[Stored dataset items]

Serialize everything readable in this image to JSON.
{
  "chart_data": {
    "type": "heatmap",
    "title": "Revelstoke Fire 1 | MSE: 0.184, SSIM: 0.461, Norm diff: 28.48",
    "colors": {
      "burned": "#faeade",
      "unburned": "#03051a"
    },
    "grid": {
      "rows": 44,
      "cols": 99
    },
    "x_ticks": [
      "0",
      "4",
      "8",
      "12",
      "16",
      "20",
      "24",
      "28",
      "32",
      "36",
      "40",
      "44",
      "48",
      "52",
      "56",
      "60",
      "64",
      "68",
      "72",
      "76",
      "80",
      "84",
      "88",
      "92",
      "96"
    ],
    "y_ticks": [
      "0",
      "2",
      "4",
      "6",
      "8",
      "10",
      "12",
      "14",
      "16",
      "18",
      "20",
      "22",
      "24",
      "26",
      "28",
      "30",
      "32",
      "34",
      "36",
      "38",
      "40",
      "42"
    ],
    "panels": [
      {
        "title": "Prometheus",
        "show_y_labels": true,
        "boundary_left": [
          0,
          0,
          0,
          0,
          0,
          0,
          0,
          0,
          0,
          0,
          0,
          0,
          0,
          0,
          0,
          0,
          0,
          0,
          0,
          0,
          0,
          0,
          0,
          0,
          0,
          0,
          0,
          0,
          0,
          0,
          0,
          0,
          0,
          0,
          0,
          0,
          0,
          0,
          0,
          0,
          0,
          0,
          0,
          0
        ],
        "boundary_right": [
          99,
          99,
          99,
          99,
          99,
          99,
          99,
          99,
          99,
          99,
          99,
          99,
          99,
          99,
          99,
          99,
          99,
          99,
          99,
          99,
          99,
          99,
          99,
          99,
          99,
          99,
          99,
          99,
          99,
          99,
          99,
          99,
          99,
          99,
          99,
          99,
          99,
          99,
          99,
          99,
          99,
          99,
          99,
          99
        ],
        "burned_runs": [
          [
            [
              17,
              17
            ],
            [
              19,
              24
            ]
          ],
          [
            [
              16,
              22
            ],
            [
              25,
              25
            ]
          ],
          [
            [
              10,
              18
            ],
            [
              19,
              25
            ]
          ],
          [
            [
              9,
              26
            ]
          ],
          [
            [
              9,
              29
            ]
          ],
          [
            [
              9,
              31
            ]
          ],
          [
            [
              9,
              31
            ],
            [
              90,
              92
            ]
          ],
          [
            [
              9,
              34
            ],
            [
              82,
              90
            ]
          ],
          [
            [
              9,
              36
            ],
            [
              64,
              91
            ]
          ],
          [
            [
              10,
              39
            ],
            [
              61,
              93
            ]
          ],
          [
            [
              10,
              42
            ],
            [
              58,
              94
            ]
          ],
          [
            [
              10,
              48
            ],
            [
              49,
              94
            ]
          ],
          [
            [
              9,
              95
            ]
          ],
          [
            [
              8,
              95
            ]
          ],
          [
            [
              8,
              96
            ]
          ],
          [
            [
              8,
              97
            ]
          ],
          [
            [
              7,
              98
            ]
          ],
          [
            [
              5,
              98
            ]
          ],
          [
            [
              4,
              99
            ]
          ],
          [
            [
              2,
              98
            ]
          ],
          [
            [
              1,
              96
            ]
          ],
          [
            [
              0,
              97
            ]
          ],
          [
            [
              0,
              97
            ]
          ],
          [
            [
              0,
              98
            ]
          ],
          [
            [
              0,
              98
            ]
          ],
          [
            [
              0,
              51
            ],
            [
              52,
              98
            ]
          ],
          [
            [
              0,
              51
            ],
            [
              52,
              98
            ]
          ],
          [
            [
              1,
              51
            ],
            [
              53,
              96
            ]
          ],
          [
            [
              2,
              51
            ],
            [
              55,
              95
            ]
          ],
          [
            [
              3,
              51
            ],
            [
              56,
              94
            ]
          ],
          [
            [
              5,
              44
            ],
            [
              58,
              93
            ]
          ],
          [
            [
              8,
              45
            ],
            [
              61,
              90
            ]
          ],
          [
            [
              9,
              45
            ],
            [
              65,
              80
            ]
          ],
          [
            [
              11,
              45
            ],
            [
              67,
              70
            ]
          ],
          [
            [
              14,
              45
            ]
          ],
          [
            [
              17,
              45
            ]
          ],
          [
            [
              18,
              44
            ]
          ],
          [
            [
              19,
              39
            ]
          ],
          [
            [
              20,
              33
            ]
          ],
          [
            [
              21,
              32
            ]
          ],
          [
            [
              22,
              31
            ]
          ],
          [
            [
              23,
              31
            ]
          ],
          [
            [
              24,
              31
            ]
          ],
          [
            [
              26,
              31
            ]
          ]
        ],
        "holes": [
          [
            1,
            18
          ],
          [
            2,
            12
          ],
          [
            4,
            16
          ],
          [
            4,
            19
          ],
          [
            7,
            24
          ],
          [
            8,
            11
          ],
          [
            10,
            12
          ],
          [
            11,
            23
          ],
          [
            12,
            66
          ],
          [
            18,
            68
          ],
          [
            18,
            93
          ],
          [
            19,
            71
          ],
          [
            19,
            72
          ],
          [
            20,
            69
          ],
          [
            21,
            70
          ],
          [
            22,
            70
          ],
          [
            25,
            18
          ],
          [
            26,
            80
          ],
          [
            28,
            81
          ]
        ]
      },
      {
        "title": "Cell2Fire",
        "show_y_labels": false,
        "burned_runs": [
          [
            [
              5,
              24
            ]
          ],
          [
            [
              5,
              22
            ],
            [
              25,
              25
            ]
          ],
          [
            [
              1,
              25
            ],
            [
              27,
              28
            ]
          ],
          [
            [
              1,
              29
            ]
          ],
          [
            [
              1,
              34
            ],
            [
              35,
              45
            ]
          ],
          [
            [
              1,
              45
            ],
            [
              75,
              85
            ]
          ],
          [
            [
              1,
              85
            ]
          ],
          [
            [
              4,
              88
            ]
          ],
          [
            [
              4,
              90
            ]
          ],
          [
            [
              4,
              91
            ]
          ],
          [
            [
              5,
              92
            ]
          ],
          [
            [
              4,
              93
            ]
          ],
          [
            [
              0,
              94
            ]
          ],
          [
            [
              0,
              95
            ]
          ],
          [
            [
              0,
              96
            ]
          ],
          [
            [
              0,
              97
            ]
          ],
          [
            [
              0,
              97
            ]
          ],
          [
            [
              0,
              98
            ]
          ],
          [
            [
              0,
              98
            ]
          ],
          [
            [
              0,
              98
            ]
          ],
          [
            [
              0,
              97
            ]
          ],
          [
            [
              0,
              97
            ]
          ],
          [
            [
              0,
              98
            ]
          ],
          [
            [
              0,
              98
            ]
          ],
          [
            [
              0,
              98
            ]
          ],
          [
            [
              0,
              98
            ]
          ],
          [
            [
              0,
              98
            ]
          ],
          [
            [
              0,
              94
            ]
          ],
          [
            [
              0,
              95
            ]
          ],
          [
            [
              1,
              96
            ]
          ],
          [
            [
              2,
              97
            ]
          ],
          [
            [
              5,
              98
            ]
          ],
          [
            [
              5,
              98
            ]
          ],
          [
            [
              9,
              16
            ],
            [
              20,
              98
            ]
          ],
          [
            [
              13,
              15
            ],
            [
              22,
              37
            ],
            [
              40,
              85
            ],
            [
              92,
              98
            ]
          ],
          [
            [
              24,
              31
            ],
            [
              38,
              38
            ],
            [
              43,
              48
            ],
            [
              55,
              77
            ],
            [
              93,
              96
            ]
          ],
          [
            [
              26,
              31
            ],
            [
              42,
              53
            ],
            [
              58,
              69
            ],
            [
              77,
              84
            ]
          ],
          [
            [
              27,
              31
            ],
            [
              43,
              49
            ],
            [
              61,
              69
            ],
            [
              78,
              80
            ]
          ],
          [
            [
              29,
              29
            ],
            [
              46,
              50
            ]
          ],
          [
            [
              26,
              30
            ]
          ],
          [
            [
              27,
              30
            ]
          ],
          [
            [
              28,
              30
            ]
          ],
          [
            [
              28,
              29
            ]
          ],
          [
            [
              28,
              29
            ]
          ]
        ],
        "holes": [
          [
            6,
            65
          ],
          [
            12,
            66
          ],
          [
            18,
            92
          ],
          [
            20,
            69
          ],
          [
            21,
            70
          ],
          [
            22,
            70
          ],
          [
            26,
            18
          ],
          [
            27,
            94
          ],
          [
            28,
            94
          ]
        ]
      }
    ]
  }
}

= TASK OBJECTIVE =
On how many lines does the word "title" appear? Answer with only the number.

= SOLUTION BELOW =
3